• _Exercise aim_:
All of the entries below should be returned verbatim, apart from the pictures.

Figure content listings
════════════════════

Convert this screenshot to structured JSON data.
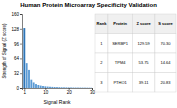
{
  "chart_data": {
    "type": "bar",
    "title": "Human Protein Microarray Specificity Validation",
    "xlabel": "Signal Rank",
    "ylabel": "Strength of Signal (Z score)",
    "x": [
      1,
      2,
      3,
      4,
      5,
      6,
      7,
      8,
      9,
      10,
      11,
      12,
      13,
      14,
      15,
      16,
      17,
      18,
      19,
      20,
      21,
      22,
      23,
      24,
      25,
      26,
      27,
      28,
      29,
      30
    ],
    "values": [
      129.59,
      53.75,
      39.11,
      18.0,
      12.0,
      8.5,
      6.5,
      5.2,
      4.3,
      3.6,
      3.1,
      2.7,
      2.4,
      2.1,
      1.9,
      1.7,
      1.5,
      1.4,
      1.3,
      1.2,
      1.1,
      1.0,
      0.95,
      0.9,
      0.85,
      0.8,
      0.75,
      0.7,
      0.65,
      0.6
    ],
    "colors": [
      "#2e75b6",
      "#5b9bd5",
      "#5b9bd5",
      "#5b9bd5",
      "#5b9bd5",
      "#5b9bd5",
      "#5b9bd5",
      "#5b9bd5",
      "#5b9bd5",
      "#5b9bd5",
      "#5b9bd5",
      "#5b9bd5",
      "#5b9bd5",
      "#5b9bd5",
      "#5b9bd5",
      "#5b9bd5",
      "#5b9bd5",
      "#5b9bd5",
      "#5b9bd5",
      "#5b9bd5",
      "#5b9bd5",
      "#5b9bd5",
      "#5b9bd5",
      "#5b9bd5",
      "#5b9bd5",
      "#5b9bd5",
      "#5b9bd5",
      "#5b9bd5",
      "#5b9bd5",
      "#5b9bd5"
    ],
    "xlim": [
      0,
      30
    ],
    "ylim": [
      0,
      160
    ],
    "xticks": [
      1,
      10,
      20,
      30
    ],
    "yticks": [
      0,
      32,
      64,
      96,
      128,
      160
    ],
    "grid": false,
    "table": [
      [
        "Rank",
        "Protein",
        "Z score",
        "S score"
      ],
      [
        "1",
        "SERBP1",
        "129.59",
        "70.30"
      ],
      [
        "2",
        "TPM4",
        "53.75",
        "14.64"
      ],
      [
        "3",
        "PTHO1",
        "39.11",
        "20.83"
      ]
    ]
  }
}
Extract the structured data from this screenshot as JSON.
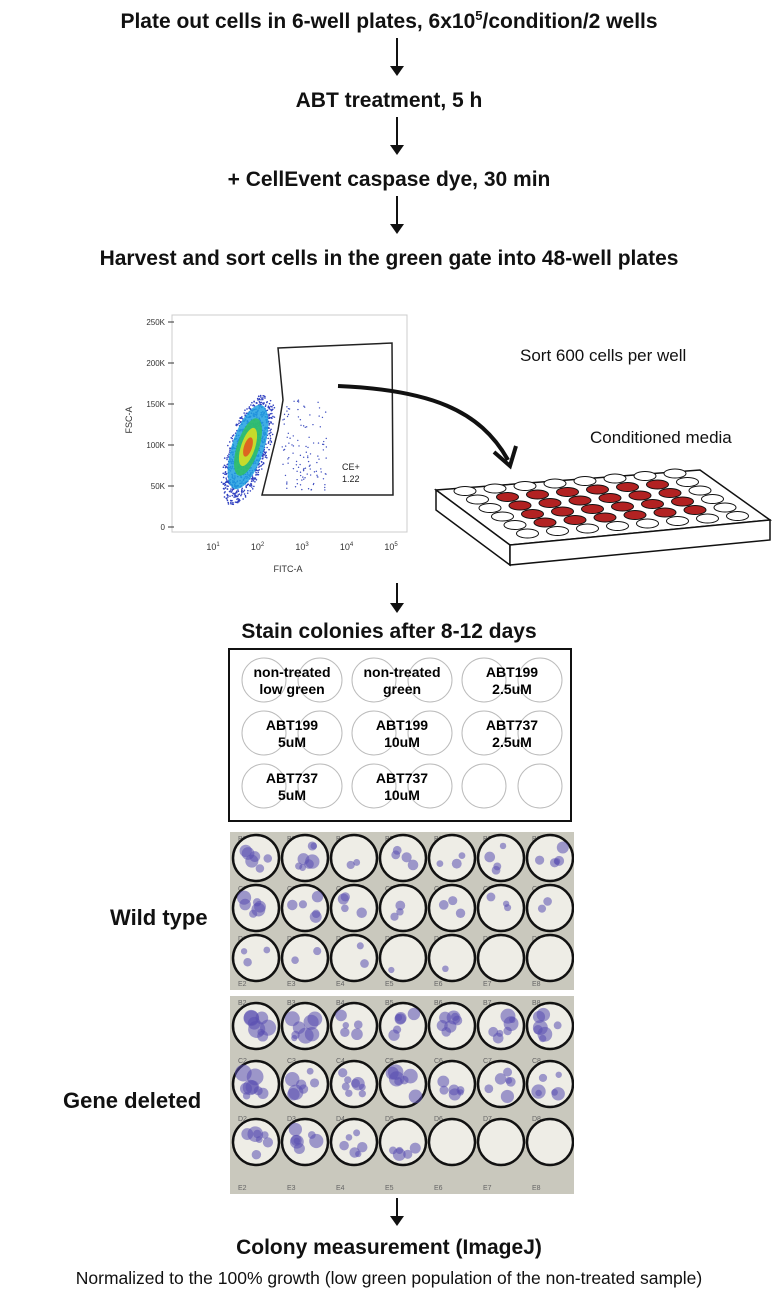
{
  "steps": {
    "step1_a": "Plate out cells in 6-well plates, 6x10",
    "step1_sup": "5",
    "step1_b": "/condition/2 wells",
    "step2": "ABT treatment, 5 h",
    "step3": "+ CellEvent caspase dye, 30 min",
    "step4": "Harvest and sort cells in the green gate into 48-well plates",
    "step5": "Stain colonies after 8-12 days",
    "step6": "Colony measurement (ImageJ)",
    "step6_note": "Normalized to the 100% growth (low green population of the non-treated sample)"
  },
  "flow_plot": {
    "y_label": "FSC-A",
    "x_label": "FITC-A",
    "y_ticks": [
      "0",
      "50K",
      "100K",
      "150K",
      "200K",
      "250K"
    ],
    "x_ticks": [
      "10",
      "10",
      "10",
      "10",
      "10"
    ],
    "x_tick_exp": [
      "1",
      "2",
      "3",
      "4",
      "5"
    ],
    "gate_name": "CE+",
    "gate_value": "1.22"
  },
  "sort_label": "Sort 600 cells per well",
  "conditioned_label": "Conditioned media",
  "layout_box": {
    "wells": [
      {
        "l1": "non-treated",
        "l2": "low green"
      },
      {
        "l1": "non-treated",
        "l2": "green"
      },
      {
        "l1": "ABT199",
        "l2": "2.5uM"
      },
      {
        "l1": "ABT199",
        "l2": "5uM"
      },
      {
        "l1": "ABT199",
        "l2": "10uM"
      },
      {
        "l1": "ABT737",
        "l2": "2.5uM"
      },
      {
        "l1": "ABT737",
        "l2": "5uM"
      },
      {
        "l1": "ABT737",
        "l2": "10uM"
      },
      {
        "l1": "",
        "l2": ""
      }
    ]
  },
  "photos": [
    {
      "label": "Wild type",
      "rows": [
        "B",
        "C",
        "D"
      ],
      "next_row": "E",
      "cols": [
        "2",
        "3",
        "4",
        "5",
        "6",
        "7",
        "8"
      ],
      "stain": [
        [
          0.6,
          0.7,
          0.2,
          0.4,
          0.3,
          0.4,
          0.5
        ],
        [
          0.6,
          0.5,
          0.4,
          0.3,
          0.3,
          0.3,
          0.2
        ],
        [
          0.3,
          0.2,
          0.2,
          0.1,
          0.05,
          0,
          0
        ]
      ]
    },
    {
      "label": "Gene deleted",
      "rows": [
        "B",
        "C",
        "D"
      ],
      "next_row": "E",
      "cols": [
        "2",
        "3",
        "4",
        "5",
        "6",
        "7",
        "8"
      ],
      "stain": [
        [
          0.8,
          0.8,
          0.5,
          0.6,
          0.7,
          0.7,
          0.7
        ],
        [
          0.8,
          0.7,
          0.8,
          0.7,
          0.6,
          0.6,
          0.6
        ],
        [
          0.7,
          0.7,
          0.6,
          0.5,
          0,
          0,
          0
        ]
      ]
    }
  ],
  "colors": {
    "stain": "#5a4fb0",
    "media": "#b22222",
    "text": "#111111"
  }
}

════════════════════

• _Exercise solution_:
Convert this screenshot to structured JSON data.
{
  "chart_data": {
    "type": "bar",
    "title": "Human Protein Microarray Specificity Validation",
    "xlabel": "Signal Rank",
    "ylabel": "Strength of Signal (Z score)",
    "x": [
      1,
      2,
      3,
      4,
      5,
      6,
      7,
      8,
      9,
      10,
      11,
      12,
      13,
      14,
      15,
      16,
      17,
      18,
      19,
      20,
      21,
      22,
      23,
      24,
      25,
      26,
      27,
      28,
      29,
      30
    ],
    "values": [
      129.59,
      53.75,
      39.11,
      18.0,
      12.0,
      8.5,
      6.5,
      5.2,
      4.3,
      3.6,
      3.1,
      2.7,
      2.4,
      2.1,
      1.9,
      1.7,
      1.5,
      1.4,
      1.3,
      1.2,
      1.1,
      1.0,
      0.95,
      0.9,
      0.85,
      0.8,
      0.75,
      0.7,
      0.65,
      0.6
    ],
    "colors": [
      "#2e75b6",
      "#5b9bd5",
      "#5b9bd5",
      "#5b9bd5",
      "#5b9bd5",
      "#5b9bd5",
      "#5b9bd5",
      "#5b9bd5",
      "#5b9bd5",
      "#5b9bd5",
      "#5b9bd5",
      "#5b9bd5",
      "#5b9bd5",
      "#5b9bd5",
      "#5b9bd5",
      "#5b9bd5",
      "#5b9bd5",
      "#5b9bd5",
      "#5b9bd5",
      "#5b9bd5",
      "#5b9bd5",
      "#5b9bd5",
      "#5b9bd5",
      "#5b9bd5",
      "#5b9bd5",
      "#5b9bd5",
      "#5b9bd5",
      "#5b9bd5",
      "#5b9bd5",
      "#5b9bd5"
    ],
    "xlim": [
      0,
      30
    ],
    "ylim": [
      0,
      160
    ],
    "xticks": [
      1,
      10,
      20,
      30
    ],
    "yticks": [
      0,
      32,
      64,
      96,
      128,
      160
    ],
    "grid": false,
    "table": [
      [
        "Rank",
        "Protein",
        "Z score",
        "S score"
      ],
      [
        "1",
        "SERBP1",
        "129.59",
        "70.30"
      ],
      [
        "2",
        "TPM4",
        "53.75",
        "14.64"
      ],
      [
        "3",
        "PTHO1",
        "39.11",
        "20.83"
      ]
    ]
  }
}
Extract the structured data from this screenshot as JSON.
{
  "steps": {
    "step1_a": "Plate out cells in 6-well plates, 6x10",
    "step1_sup": "5",
    "step1_b": "/condition/2 wells",
    "step2": "ABT treatment, 5 h",
    "step3": "+ CellEvent caspase dye, 30 min",
    "step4": "Harvest and sort cells in the green gate into 48-well plates",
    "step5": "Stain colonies after 8-12 days",
    "step6": "Colony measurement (ImageJ)",
    "step6_note": "Normalized to the 100% growth (low green population of the non-treated sample)"
  },
  "flow_plot": {
    "y_label": "FSC-A",
    "x_label": "FITC-A",
    "y_ticks": [
      "0",
      "50K",
      "100K",
      "150K",
      "200K",
      "250K"
    ],
    "x_ticks": [
      "10",
      "10",
      "10",
      "10",
      "10"
    ],
    "x_tick_exp": [
      "1",
      "2",
      "3",
      "4",
      "5"
    ],
    "gate_name": "CE+",
    "gate_value": "1.22"
  },
  "sort_label": "Sort 600 cells per well",
  "conditioned_label": "Conditioned media",
  "layout_box": {
    "wells": [
      {
        "l1": "non-treated",
        "l2": "low green"
      },
      {
        "l1": "non-treated",
        "l2": "green"
      },
      {
        "l1": "ABT199",
        "l2": "2.5uM"
      },
      {
        "l1": "ABT199",
        "l2": "5uM"
      },
      {
        "l1": "ABT199",
        "l2": "10uM"
      },
      {
        "l1": "ABT737",
        "l2": "2.5uM"
      },
      {
        "l1": "ABT737",
        "l2": "5uM"
      },
      {
        "l1": "ABT737",
        "l2": "10uM"
      },
      {
        "l1": "",
        "l2": ""
      }
    ]
  },
  "photos": [
    {
      "label": "Wild type",
      "rows": [
        "B",
        "C",
        "D"
      ],
      "next_row": "E",
      "cols": [
        "2",
        "3",
        "4",
        "5",
        "6",
        "7",
        "8"
      ],
      "stain": [
        [
          0.6,
          0.7,
          0.2,
          0.4,
          0.3,
          0.4,
          0.5
        ],
        [
          0.6,
          0.5,
          0.4,
          0.3,
          0.3,
          0.3,
          0.2
        ],
        [
          0.3,
          0.2,
          0.2,
          0.1,
          0.05,
          0,
          0
        ]
      ]
    },
    {
      "label": "Gene deleted",
      "rows": [
        "B",
        "C",
        "D"
      ],
      "next_row": "E",
      "cols": [
        "2",
        "3",
        "4",
        "5",
        "6",
        "7",
        "8"
      ],
      "stain": [
        [
          0.8,
          0.8,
          0.5,
          0.6,
          0.7,
          0.7,
          0.7
        ],
        [
          0.8,
          0.7,
          0.8,
          0.7,
          0.6,
          0.6,
          0.6
        ],
        [
          0.7,
          0.7,
          0.6,
          0.5,
          0,
          0,
          0
        ]
      ]
    }
  ],
  "colors": {
    "stain": "#5a4fb0",
    "media": "#b22222",
    "text": "#111111"
  }
}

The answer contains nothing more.